═════ Exercise inputs ═════

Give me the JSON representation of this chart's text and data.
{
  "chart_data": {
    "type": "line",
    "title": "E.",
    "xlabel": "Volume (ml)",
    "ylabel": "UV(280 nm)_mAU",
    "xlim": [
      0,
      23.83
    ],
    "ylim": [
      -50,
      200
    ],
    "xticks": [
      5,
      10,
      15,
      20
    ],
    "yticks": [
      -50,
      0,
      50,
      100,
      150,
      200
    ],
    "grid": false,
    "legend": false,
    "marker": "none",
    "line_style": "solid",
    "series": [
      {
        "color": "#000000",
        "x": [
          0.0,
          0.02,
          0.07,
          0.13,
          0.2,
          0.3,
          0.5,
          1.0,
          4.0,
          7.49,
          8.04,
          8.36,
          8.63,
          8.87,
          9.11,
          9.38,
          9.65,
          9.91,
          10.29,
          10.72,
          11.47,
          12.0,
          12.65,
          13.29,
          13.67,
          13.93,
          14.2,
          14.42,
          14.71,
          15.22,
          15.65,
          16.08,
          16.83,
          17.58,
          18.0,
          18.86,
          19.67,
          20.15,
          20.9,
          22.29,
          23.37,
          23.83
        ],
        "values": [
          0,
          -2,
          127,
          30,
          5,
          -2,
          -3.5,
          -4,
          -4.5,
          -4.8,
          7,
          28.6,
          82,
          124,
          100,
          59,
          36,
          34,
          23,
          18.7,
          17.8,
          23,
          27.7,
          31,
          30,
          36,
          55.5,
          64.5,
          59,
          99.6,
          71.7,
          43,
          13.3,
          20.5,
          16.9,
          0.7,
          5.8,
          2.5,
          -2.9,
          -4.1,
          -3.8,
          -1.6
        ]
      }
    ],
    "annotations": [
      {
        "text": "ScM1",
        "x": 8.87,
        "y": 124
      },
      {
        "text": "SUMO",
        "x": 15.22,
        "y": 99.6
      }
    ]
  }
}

═════

Short problem - From the first line to the last, please quote the material above exactly.

Exercise solution -
Give me the JSON representation of this chart's text and data.
{
  "chart_data": {
    "type": "line",
    "title": "E.",
    "xlabel": "Volume (ml)",
    "ylabel": "UV(280 nm)_mAU",
    "xlim": [
      0,
      23.83
    ],
    "ylim": [
      -50,
      200
    ],
    "xticks": [
      5,
      10,
      15,
      20
    ],
    "yticks": [
      -50,
      0,
      50,
      100,
      150,
      200
    ],
    "grid": false,
    "legend": false,
    "marker": "none",
    "line_style": "solid",
    "series": [
      {
        "color": "#000000",
        "x": [
          0.0,
          0.02,
          0.07,
          0.13,
          0.2,
          0.3,
          0.5,
          1.0,
          4.0,
          7.49,
          8.04,
          8.36,
          8.63,
          8.87,
          9.11,
          9.38,
          9.65,
          9.91,
          10.29,
          10.72,
          11.47,
          12.0,
          12.65,
          13.29,
          13.67,
          13.93,
          14.2,
          14.42,
          14.71,
          15.22,
          15.65,
          16.08,
          16.83,
          17.58,
          18.0,
          18.86,
          19.67,
          20.15,
          20.9,
          22.29,
          23.37,
          23.83
        ],
        "values": [
          0,
          -2,
          127,
          30,
          5,
          -2,
          -3.5,
          -4,
          -4.5,
          -4.8,
          7,
          28.6,
          82,
          124,
          100,
          59,
          36,
          34,
          23,
          18.7,
          17.8,
          23,
          27.7,
          31,
          30,
          36,
          55.5,
          64.5,
          59,
          99.6,
          71.7,
          43,
          13.3,
          20.5,
          16.9,
          0.7,
          5.8,
          2.5,
          -2.9,
          -4.1,
          -3.8,
          -1.6
        ]
      }
    ],
    "annotations": [
      {
        "text": "ScM1",
        "x": 8.87,
        "y": 124
      },
      {
        "text": "SUMO",
        "x": 15.22,
        "y": 99.6
      }
    ]
  }
}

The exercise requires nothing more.